— EXTRACTED RECORDS —
----

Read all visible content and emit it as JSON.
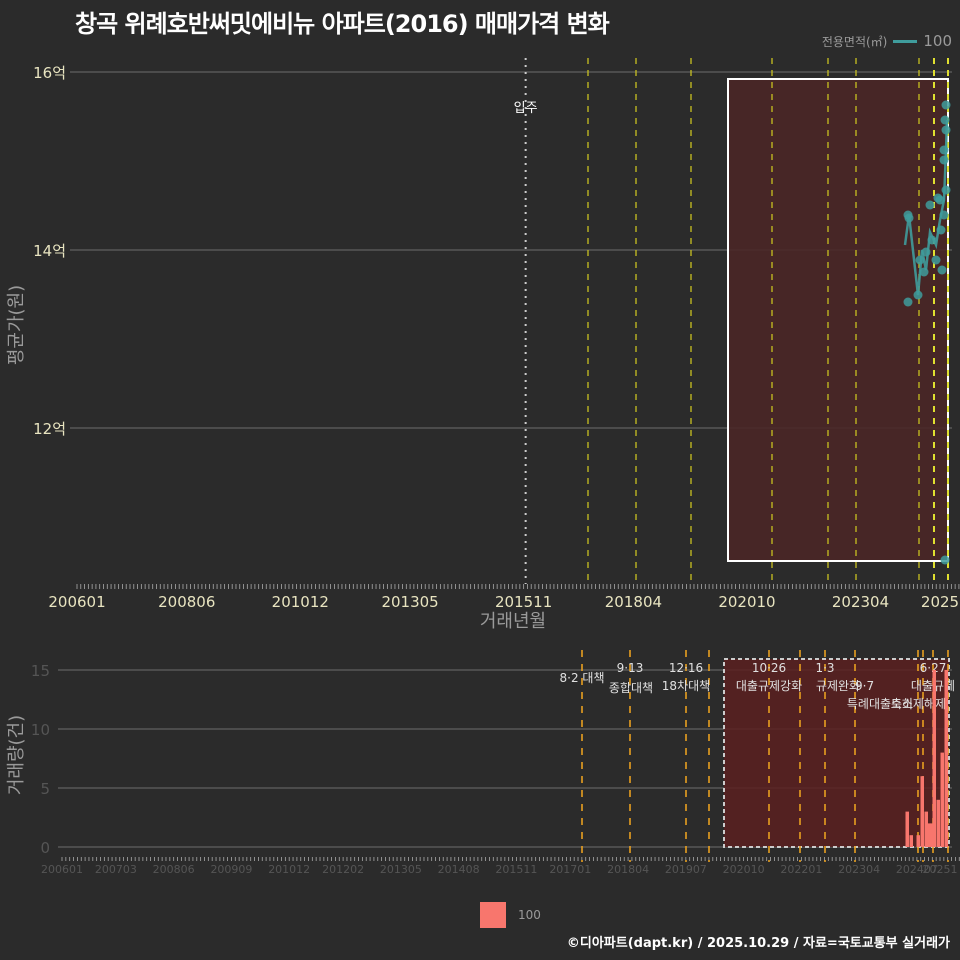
{
  "title": "창곡 위례호반써밋에비뉴 아파트(2016) 매매가격 변화",
  "legend_top": {
    "label": "전용면적(㎡)",
    "value": "100",
    "color": "#3f9c9c"
  },
  "legend_bottom": {
    "value": "100",
    "color": "#f8766d"
  },
  "footer": "©디아파트(dapt.kr) / 2025.10.29 / 자료=국토교통부 실거래가",
  "chart_data": [
    {
      "type": "line",
      "title": "창곡 위례호반써밋에비뉴 아파트(2016) 매매가격 변화",
      "xlabel": "거래년월",
      "ylabel": "평균가(원)",
      "y_ticks": [
        "12억",
        "14억",
        "16억"
      ],
      "x_ticks": [
        "200601",
        "200806",
        "201012",
        "201305",
        "201511",
        "201804",
        "202010",
        "202304",
        "2025"
      ],
      "ylim": [
        10.4,
        16.1
      ],
      "grid": true,
      "annotations": [
        {
          "label": "입주",
          "x": "201511"
        }
      ],
      "highlight_box": {
        "x_from": "202011",
        "x_to": "202510",
        "y_from": 10.5,
        "y_to": 15.9
      },
      "series": [
        {
          "name": "100",
          "points": [
            {
              "x": "202408",
              "y": 14.35
            },
            {
              "x": "202409",
              "y": 14.4
            },
            {
              "x": "202409",
              "y": 13.4
            },
            {
              "x": "202410",
              "y": 13.55
            },
            {
              "x": "202410",
              "y": 13.9
            },
            {
              "x": "202411",
              "y": 14.0
            },
            {
              "x": "202411",
              "y": 14.5
            },
            {
              "x": "202412",
              "y": 13.7
            },
            {
              "x": "202412",
              "y": 14.2
            },
            {
              "x": "202501",
              "y": 14.6
            },
            {
              "x": "202501",
              "y": 13.9
            },
            {
              "x": "202502",
              "y": 14.3
            },
            {
              "x": "202502",
              "y": 13.8
            },
            {
              "x": "202503",
              "y": 14.4
            },
            {
              "x": "202503",
              "y": 14.8
            },
            {
              "x": "202504",
              "y": 15.0
            },
            {
              "x": "202504",
              "y": 14.5
            },
            {
              "x": "202505",
              "y": 15.4
            },
            {
              "x": "202505",
              "y": 15.2
            },
            {
              "x": "202506",
              "y": 15.5
            },
            {
              "x": "202506",
              "y": 15.6
            },
            {
              "x": "202510",
              "y": 10.5
            }
          ]
        }
      ]
    },
    {
      "type": "bar",
      "xlabel": "",
      "ylabel": "거래량(건)",
      "y_ticks": [
        "0",
        "5",
        "10",
        "15"
      ],
      "x_ticks": [
        "200601",
        "200703",
        "200806",
        "200909",
        "201012",
        "201202",
        "201305",
        "201408",
        "201511",
        "201701",
        "201804",
        "201907",
        "202010",
        "202201",
        "202304",
        "202407",
        "20251"
      ],
      "ylim": [
        0,
        16
      ],
      "policy_annotations": [
        {
          "date": "8·2 대책",
          "label": "8·2 대책"
        },
        {
          "date": "9·13",
          "label": "종합대책"
        },
        {
          "date": "12·16",
          "label": "18차대책"
        },
        {
          "date": "10·26",
          "label": "대출규제강화"
        },
        {
          "date": "1·3",
          "label": "규제완화"
        },
        {
          "date": "9·7",
          "label": "특례대출축소"
        },
        {
          "date": "",
          "label": "토허제해제"
        },
        {
          "date": "6·27",
          "label": "대출규제"
        }
      ],
      "series": [
        {
          "name": "100",
          "bars": [
            {
              "x": "202407",
              "y": 3
            },
            {
              "x": "202408",
              "y": 1
            },
            {
              "x": "202410",
              "y": 1
            },
            {
              "x": "202411",
              "y": 6
            },
            {
              "x": "202412",
              "y": 3
            },
            {
              "x": "202501",
              "y": 2
            },
            {
              "x": "202502",
              "y": 2
            },
            {
              "x": "202503",
              "y": 15
            },
            {
              "x": "202504",
              "y": 4
            },
            {
              "x": "202505",
              "y": 8
            },
            {
              "x": "202506",
              "y": 15
            }
          ]
        }
      ]
    }
  ]
}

----

— EXERCISE DIRECTIONS —
Pick out every line above that contains the word "date" and copy it.

— FULL SOLUTION —
          "date": "8·2 대책",
          "date": "9·13",
          "date": "12·16",
          "date": "10·26",
          "date": "1·3",
          "date": "9·7",
          "date": "",
          "date": "6·27",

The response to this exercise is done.